PROVIDED RECORDS:
————

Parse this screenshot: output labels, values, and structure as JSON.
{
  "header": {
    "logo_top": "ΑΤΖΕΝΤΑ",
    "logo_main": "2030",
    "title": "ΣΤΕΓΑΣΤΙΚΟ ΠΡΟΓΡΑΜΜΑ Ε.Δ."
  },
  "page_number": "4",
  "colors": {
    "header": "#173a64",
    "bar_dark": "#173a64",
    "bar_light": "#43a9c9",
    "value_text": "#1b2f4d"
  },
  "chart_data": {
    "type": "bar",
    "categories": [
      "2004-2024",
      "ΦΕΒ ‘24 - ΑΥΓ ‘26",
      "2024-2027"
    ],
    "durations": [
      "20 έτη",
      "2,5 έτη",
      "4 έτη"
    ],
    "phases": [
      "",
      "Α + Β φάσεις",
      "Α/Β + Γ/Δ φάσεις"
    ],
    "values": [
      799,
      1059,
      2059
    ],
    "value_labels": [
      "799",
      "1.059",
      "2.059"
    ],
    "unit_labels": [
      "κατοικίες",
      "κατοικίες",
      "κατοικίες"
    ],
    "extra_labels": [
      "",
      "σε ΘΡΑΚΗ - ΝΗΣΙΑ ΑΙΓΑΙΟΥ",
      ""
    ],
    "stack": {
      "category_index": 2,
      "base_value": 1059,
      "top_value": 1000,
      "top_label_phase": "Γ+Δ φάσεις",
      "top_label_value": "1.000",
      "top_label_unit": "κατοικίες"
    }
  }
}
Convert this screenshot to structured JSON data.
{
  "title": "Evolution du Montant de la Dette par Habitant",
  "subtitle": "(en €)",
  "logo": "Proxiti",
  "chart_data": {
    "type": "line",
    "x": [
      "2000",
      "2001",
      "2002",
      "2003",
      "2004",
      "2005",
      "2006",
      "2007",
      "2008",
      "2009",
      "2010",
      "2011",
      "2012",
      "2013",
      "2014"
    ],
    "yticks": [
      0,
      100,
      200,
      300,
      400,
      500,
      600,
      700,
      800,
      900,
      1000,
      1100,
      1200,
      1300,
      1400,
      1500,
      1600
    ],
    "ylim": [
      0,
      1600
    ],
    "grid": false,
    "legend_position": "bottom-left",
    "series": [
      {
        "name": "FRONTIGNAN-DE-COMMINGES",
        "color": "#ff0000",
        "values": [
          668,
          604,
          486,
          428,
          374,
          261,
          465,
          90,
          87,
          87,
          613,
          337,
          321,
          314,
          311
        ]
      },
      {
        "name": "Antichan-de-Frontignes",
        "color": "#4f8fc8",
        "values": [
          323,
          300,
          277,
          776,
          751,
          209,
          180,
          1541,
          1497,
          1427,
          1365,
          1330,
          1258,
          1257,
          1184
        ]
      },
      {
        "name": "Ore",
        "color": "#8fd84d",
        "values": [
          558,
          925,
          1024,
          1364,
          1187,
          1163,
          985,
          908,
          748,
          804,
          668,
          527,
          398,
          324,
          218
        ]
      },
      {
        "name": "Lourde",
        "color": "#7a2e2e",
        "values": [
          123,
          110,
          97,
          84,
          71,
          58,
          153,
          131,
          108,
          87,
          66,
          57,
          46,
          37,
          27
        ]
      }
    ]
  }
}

————

Repeat the listing in full, keeping every line exactly as it is.

Parse this screenshot: output labels, values, and structure as JSON.
{
  "header": {
    "logo_top": "ΑΤΖΕΝΤΑ",
    "logo_main": "2030",
    "title": "ΣΤΕΓΑΣΤΙΚΟ ΠΡΟΓΡΑΜΜΑ Ε.Δ."
  },
  "page_number": "4",
  "colors": {
    "header": "#173a64",
    "bar_dark": "#173a64",
    "bar_light": "#43a9c9",
    "value_text": "#1b2f4d"
  },
  "chart_data": {
    "type": "bar",
    "categories": [
      "2004-2024",
      "ΦΕΒ ‘24 - ΑΥΓ ‘26",
      "2024-2027"
    ],
    "durations": [
      "20 έτη",
      "2,5 έτη",
      "4 έτη"
    ],
    "phases": [
      "",
      "Α + Β φάσεις",
      "Α/Β + Γ/Δ φάσεις"
    ],
    "values": [
      799,
      1059,
      2059
    ],
    "value_labels": [
      "799",
      "1.059",
      "2.059"
    ],
    "unit_labels": [
      "κατοικίες",
      "κατοικίες",
      "κατοικίες"
    ],
    "extra_labels": [
      "",
      "σε ΘΡΑΚΗ - ΝΗΣΙΑ ΑΙΓΑΙΟΥ",
      ""
    ],
    "stack": {
      "category_index": 2,
      "base_value": 1059,
      "top_value": 1000,
      "top_label_phase": "Γ+Δ φάσεις",
      "top_label_value": "1.000",
      "top_label_unit": "κατοικίες"
    }
  }
}
Convert this screenshot to structured JSON data.
{
  "title": "Evolution du Montant de la Dette par Habitant",
  "subtitle": "(en €)",
  "logo": "Proxiti",
  "chart_data": {
    "type": "line",
    "x": [
      "2000",
      "2001",
      "2002",
      "2003",
      "2004",
      "2005",
      "2006",
      "2007",
      "2008",
      "2009",
      "2010",
      "2011",
      "2012",
      "2013",
      "2014"
    ],
    "yticks": [
      0,
      100,
      200,
      300,
      400,
      500,
      600,
      700,
      800,
      900,
      1000,
      1100,
      1200,
      1300,
      1400,
      1500,
      1600
    ],
    "ylim": [
      0,
      1600
    ],
    "grid": false,
    "legend_position": "bottom-left",
    "series": [
      {
        "name": "FRONTIGNAN-DE-COMMINGES",
        "color": "#ff0000",
        "values": [
          668,
          604,
          486,
          428,
          374,
          261,
          465,
          90,
          87,
          87,
          613,
          337,
          321,
          314,
          311
        ]
      },
      {
        "name": "Antichan-de-Frontignes",
        "color": "#4f8fc8",
        "values": [
          323,
          300,
          277,
          776,
          751,
          209,
          180,
          1541,
          1497,
          1427,
          1365,
          1330,
          1258,
          1257,
          1184
        ]
      },
      {
        "name": "Ore",
        "color": "#8fd84d",
        "values": [
          558,
          925,
          1024,
          1364,
          1187,
          1163,
          985,
          908,
          748,
          804,
          668,
          527,
          398,
          324,
          218
        ]
      },
      {
        "name": "Lourde",
        "color": "#7a2e2e",
        "values": [
          123,
          110,
          97,
          84,
          71,
          58,
          153,
          131,
          108,
          87,
          66,
          57,
          46,
          37,
          27
        ]
      }
    ]
  }
}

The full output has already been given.